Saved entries

+ + + +

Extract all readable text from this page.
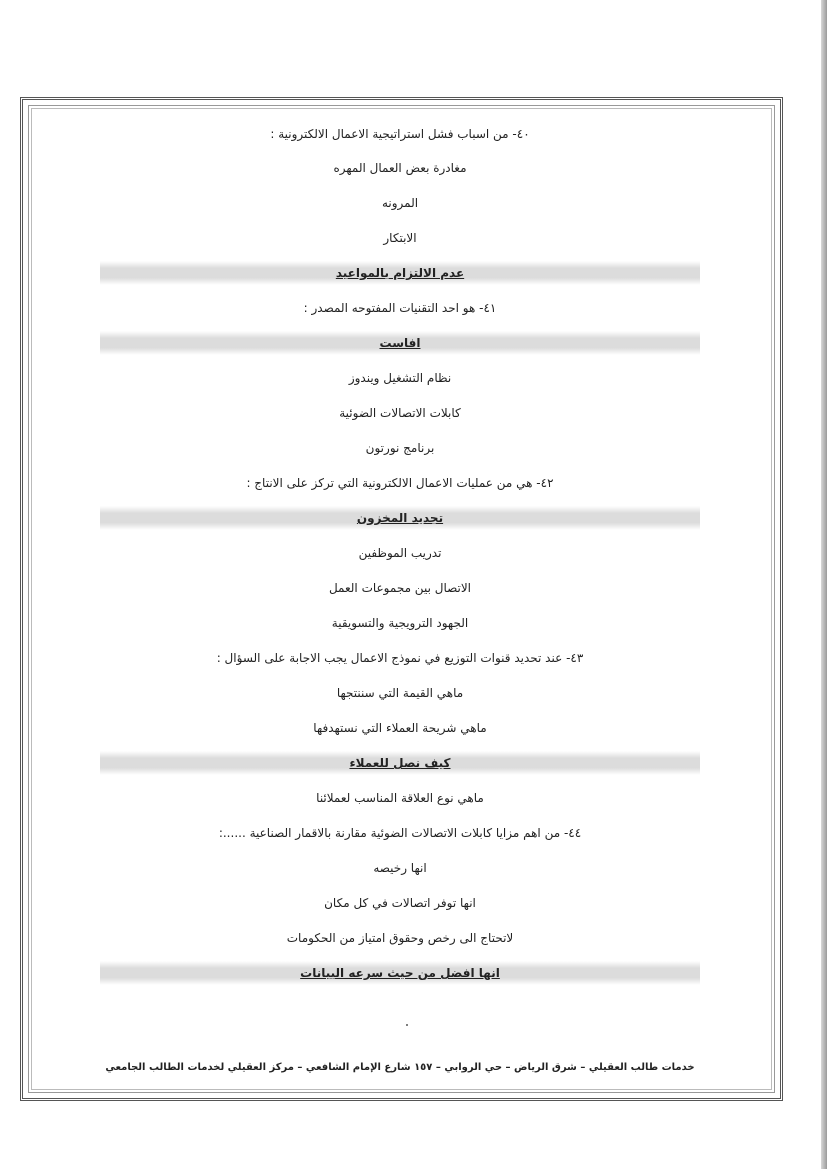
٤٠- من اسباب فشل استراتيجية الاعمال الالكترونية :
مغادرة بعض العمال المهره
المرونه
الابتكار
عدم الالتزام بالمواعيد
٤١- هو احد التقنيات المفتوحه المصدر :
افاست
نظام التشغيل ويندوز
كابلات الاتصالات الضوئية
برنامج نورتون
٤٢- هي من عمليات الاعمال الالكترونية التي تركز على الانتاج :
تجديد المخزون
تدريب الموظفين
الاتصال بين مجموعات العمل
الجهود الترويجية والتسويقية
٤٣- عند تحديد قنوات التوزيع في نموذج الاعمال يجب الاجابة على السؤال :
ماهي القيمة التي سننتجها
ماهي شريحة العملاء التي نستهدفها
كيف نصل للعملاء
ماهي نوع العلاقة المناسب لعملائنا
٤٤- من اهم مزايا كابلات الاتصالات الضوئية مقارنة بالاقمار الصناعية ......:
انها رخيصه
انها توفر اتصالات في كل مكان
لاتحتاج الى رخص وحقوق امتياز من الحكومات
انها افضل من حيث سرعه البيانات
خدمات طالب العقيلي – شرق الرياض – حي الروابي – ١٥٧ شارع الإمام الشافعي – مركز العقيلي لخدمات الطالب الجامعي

+ + + +

Work out how many lines of the listing above include the word "التي". Report only the number.

3